◆ Problem to solve:
Everything in the listing except the pictures should be written out exactly.

◆ Data for this task:
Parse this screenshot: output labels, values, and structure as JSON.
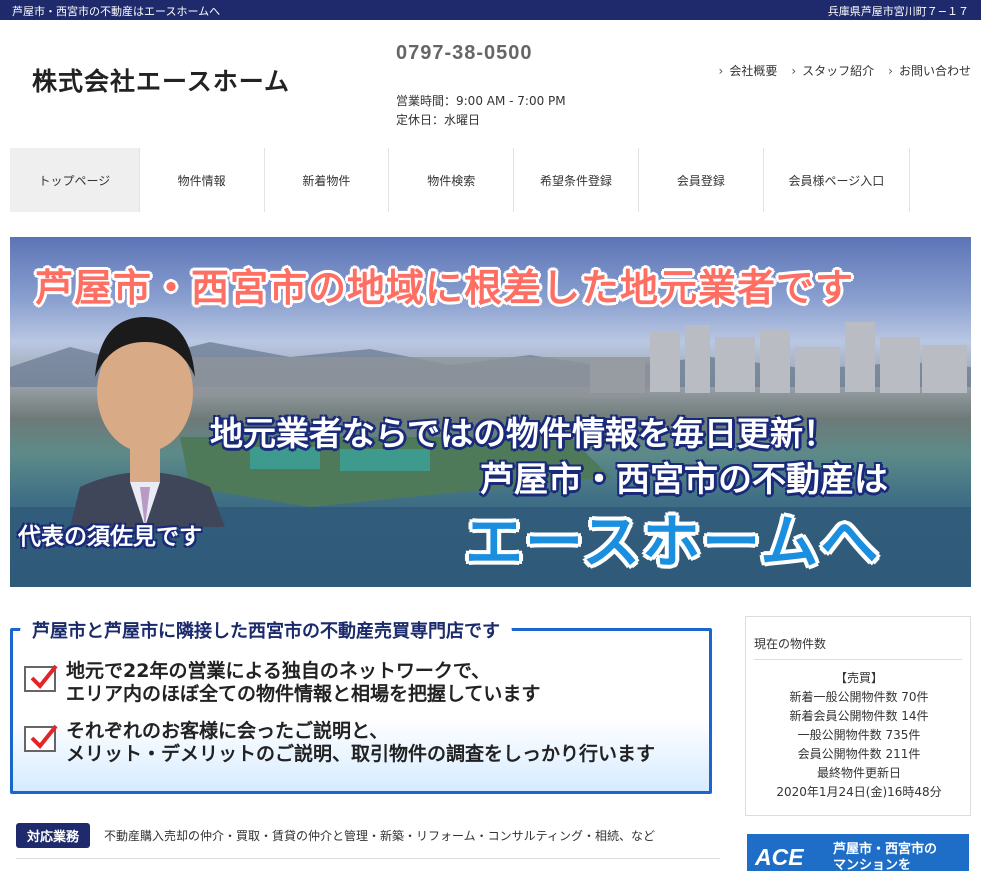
{
  "topbar": {
    "tagline": "芦屋市・西宮市の不動産はエースホームへ",
    "address": "兵庫県芦屋市宮川町７−１７"
  },
  "header": {
    "company": "株式会社エースホーム",
    "phone": "0797-38-0500",
    "hours": "営業時間：9:00 AM - 7:00 PM",
    "closed": "定休日：水曜日",
    "links": [
      "会社概要",
      "スタッフ紹介",
      "お問い合わせ"
    ]
  },
  "nav": {
    "items": [
      "トップページ",
      "物件情報",
      "新着物件",
      "物件検索",
      "希望条件登録",
      "会員登録",
      "会員様ページ入口"
    ]
  },
  "hero": {
    "line1": "芦屋市・西宮市の地域に根差した地元業者です",
    "line2": "地元業者ならではの物件情報を毎日更新！",
    "line3": "芦屋市・西宮市の不動産は",
    "line4": "エースホームへ",
    "rep": "代表の須佐見です"
  },
  "intro": {
    "heading": "芦屋市と芦屋市に隣接した西宮市の不動産売買専門店です",
    "point1_a": "地元で22年の営業による独自のネットワークで、",
    "point1_b": "エリア内のほぼ全ての物件情報と相場を把握しています",
    "point2_a": "それぞれのお客様に会ったご説明と、",
    "point2_b": "メリット・デメリットのご説明、取引物件の調査をしっかり行います"
  },
  "services": {
    "label": "対応業務",
    "text": "不動産購入売却の仲介・買取・賃貸の仲介と管理・新築・リフォーム・コンサルティング・相続、など"
  },
  "sidebar": {
    "title": "現在の物件数",
    "section": "【売買】",
    "stats": [
      "新着一般公開物件数 70件",
      "新着会員公開物件数 14件",
      "一般公開物件数 735件",
      "会員公開物件数 211件",
      "最終物件更新日",
      "2020年1月24日(金)16時48分"
    ]
  },
  "ad": {
    "logo": "ACE",
    "text_a": "芦屋市・西宮市の",
    "text_b": "マンションを"
  },
  "colors": {
    "navy": "#1e2a6b",
    "accent_blue": "#1966cc",
    "hero_red": "#ff6e63",
    "hero_blue": "#1a8fe0"
  }
}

◆ Output of the exercise:
Parse this screenshot: output labels, values, and structure as JSON.
{
  "topbar": {
    "tagline": "芦屋市・西宮市の不動産はエースホームへ",
    "address": "兵庫県芦屋市宮川町７−１７"
  },
  "header": {
    "company": "株式会社エースホーム",
    "phone": "0797-38-0500",
    "hours": "営業時間：9:00 AM - 7:00 PM",
    "closed": "定休日：水曜日",
    "links": [
      "会社概要",
      "スタッフ紹介",
      "お問い合わせ"
    ]
  },
  "nav": {
    "items": [
      "トップページ",
      "物件情報",
      "新着物件",
      "物件検索",
      "希望条件登録",
      "会員登録",
      "会員様ページ入口"
    ]
  },
  "hero": {
    "line1": "芦屋市・西宮市の地域に根差した地元業者です",
    "line2": "地元業者ならではの物件情報を毎日更新！",
    "line3": "芦屋市・西宮市の不動産は",
    "line4": "エースホームへ",
    "rep": "代表の須佐見です"
  },
  "intro": {
    "heading": "芦屋市と芦屋市に隣接した西宮市の不動産売買専門店です",
    "point1_a": "地元で22年の営業による独自のネットワークで、",
    "point1_b": "エリア内のほぼ全ての物件情報と相場を把握しています",
    "point2_a": "それぞれのお客様に会ったご説明と、",
    "point2_b": "メリット・デメリットのご説明、取引物件の調査をしっかり行います"
  },
  "services": {
    "label": "対応業務",
    "text": "不動産購入売却の仲介・買取・賃貸の仲介と管理・新築・リフォーム・コンサルティング・相続、など"
  },
  "sidebar": {
    "title": "現在の物件数",
    "section": "【売買】",
    "stats": [
      "新着一般公開物件数 70件",
      "新着会員公開物件数 14件",
      "一般公開物件数 735件",
      "会員公開物件数 211件",
      "最終物件更新日",
      "2020年1月24日(金)16時48分"
    ]
  },
  "ad": {
    "logo": "ACE",
    "text_a": "芦屋市・西宮市の",
    "text_b": "マンションを"
  },
  "colors": {
    "navy": "#1e2a6b",
    "accent_blue": "#1966cc",
    "hero_red": "#ff6e63",
    "hero_blue": "#1a8fe0"
  }
}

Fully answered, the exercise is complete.